> [Texto de lectura]:
Dos años antes, la frase fetiche del presidente Fernando de la Rúa había sido “Dicen que soy aburrido”. Fue una campaña en la que él mismo intentaba negar eso que se decía, en otros spots en los que se lo veía bajando de un helicóptero militar, con gesto de mando. Como si fuera un hombre de acción. Probablemente lo único importante de De la Rúa, para el electorado que lo votó, era que no era Menem. Y que su Alianza con el Frepaso, se esperaba, generaría una leve brisa hacia la izquierda, viniendo como veníamos del dorado Versace, La Ferrari, las danzas árabes, el programa de Neustadt conducido por el Presidente, los suspiros de admiración de Susana Giménez, en fin, ésa era la espuma: el café negro había sido la sucesión ininterrumpida desde l989 de las privatizaciones, la reforma del Estado y la destrucción de la industria nacional. 

Dos años antes se había votado contra la espuma. Nuestra mirada como pueblo no llegaba a la borra de ese café negro, que era el modelo. Cuando efectivamente De La Rúa comenzó a aburrir, y la crisis siguió profundizándose, no entendimos la bisagra nefasta que significó devolverlo a Domingo Cavallo al ministerio de Economía. Clarín y La Nación hicieron el lobby que todos creyeron que eran noticias. “Lo pedían los diarios”, dijo mucho después De la Rúa para explicar el nombramiento. Eramos un país que creía en los grandes diarios.  

Después todo se precipitó. Eramos sensibles a cualquier estornudo en el mundo. Cavallo se encogía de hombros porque aplicaba el programa del FMI. Como si depender del FMI hubiese sido un accidente meteorológico. Y mientras tanto, en la espuma, había una grieta semejante a la actual, sólo que ahora le ponemos palabras, sólo que ahora éste es un país politizado. En la espuma había incluidos que viajaban a Miami y se erotizaban con ser pasajero frecuente, y había familias de clase media que volcaban hacia la villa, y había pibes de la villa, miles, que murieron en esos años por el paco o el gatillo fácil. Los excluidos primero no entendían. Sobre todo los de clase media. En las empresas grandes les ponían councelors para entrenarlos y prepararlos en la búsqueda del nuevo trabajo. Pero no había nuevo trabajo. Todo era una puesta en escena.

Por primera vez, el capitalismo no buscaba solamente explotar a los trabajadores. Para explotarlos, necesitaba generar condiciones en los que millones de personas comiendo de la basura fueran el excedente de población prescindible a la vista, y al mismo tiempo bloquear cualquier reclamo sindical. En 2001, este pueblo estaba moralmente quebrado, porque el peronismo primero y el radicalismo después habían sido infiltrados por las ideas de época, que no estaban destinadas a confluir en un partido político, porque entre esas ideas figuraba la de erradicar la política, hegemonizando bipartidismos infames, que los que poco a poco fueron implantando en Europa. Una prioridad poco mencionada del neoliberalismo es la destrucción de los partidos políticos y de todas las formas de representación popular.

> [Datos proporcionados]:
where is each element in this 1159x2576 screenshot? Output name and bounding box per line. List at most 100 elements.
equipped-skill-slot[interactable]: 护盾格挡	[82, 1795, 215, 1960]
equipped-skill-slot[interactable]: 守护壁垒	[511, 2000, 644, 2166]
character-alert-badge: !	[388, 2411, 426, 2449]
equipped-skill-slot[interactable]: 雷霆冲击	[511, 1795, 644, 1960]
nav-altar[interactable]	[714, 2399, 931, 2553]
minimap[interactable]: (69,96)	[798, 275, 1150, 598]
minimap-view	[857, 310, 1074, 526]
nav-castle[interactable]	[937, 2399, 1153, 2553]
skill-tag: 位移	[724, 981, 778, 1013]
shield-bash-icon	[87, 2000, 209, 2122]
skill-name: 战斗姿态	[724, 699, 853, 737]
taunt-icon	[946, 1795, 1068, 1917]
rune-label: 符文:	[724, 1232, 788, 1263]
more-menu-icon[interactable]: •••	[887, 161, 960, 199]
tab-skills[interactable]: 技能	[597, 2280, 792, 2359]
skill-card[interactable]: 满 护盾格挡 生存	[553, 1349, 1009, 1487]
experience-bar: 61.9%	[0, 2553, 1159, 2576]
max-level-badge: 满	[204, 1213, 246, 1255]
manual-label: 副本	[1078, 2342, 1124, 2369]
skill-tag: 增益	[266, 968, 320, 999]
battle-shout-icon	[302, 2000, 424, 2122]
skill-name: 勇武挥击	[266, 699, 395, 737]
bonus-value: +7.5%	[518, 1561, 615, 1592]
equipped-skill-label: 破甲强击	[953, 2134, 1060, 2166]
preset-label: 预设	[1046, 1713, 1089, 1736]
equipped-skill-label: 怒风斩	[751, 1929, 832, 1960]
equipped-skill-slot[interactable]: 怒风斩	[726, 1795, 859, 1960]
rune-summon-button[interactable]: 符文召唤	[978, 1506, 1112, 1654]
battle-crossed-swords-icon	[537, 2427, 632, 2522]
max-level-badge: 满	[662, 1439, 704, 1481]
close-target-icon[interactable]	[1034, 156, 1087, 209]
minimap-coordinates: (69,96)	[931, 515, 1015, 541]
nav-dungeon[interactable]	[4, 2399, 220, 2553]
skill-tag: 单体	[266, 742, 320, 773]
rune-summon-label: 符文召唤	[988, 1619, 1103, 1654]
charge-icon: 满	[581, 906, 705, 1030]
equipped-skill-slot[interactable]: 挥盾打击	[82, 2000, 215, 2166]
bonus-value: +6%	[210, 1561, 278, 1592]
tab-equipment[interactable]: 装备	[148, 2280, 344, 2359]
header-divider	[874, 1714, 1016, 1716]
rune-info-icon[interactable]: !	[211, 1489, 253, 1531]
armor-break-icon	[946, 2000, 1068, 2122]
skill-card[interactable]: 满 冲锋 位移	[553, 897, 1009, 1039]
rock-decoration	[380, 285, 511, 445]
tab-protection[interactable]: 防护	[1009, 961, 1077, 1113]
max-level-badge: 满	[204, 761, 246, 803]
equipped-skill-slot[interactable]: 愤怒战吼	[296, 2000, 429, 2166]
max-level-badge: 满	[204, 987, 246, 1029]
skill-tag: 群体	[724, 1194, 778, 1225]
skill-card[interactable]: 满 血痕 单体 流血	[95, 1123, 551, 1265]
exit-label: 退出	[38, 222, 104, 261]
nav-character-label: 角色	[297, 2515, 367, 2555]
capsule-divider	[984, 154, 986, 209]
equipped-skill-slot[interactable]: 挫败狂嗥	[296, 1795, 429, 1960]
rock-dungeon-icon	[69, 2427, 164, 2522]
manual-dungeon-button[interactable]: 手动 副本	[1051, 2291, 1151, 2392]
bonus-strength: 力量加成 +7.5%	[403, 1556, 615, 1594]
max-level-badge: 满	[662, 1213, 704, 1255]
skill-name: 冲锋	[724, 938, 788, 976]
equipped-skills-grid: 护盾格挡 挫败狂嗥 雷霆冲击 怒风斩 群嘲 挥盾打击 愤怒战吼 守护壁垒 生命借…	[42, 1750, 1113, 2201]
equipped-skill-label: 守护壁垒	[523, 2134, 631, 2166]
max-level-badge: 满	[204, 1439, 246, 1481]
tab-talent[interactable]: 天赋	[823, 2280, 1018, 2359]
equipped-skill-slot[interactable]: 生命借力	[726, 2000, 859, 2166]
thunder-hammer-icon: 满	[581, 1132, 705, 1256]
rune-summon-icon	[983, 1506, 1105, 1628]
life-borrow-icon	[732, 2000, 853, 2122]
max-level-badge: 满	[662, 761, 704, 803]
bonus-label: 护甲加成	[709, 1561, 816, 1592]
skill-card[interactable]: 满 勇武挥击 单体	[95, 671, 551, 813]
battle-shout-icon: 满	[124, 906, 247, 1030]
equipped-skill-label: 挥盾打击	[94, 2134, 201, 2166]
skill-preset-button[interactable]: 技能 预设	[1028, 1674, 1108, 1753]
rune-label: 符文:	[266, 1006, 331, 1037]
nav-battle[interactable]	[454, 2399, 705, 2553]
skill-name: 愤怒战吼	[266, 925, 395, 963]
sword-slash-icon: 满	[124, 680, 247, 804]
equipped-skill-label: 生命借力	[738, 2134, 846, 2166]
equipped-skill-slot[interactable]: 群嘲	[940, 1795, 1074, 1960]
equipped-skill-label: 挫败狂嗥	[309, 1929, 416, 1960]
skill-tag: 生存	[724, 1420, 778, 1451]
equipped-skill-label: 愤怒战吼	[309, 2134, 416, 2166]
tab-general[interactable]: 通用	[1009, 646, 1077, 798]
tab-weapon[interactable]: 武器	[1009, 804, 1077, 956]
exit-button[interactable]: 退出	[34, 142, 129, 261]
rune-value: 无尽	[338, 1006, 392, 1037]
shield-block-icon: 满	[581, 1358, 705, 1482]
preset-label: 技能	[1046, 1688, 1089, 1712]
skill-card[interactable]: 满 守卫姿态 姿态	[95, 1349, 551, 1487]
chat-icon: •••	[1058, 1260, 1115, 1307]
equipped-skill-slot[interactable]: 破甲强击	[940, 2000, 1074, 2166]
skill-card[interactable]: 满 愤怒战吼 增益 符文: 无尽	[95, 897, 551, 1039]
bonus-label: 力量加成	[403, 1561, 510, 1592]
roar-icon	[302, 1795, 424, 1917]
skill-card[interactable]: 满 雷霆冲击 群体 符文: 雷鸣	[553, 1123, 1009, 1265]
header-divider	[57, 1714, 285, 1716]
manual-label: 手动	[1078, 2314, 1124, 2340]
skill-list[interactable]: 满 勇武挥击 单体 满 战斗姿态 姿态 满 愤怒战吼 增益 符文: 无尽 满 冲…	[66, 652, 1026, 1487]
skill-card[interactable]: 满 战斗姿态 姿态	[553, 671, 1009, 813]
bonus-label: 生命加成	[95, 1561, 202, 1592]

> [Consigna 1]: Copia del texto sobre la crisis de 2001 el pasaje que comienza con "Por primera vez, el" y continúa hasta "de representación popular.".
> [Consigna 2]: Indica si cada afirmación concuerda con el texto sobre la crisis de 2001 y responde sí o no, citando las palabras del texto que lo deciden: (a) De la Rúa explicó el nombramiento de Cavallo diciendo que lo pedían los diarios. (b) En las empresas grandes había nuevo trabajo para quienes quedaban excluidos. (c) Cavallo aplicaba el programa del FMI.
> [Consigna 3]: Según el texto sobre la crisis de 2001, ¿cuál había sido la frase fetiche del presidente Fernando de la Rúa?

> [Respuesta escrita 1]:
Por primera vez, el capitalismo no buscaba solamente explotar a los trabajadores. Para explotarlos, necesitaba generar condiciones en los que millones de personas comiendo de la basura fueran el excedente de población prescindible a la vista, y al mismo tiempo bloquear cualquier reclamo sindical. En 2001, este pueblo estaba moralmente quebrado, porque el peronismo primero y el radicalismo después habían sido infiltrados por las ideas de época, que no estaban destinadas a confluir en un partido político, porque entre esas ideas figuraba la de erradicar la política, hegemonizando bipartidismos infames, que los que poco a poco fueron implantando en Europa. Una prioridad poco mencionada del neoliberalismo es la destrucción de los partidos políticos y de todas las formas de representación popular.

> [Respuesta escrita 2]:
(a) Sí: «“Lo pedían los diarios”, dijo mucho después De la Rúa para explicar el nombramiento.»
(b) No: «Pero no había nuevo trabajo.»
(c) Sí: «Cavallo se encogía de hombros porque aplicaba el programa del FMI.»

> [Respuesta escrita 3]: “Dicen que soy aburrido”.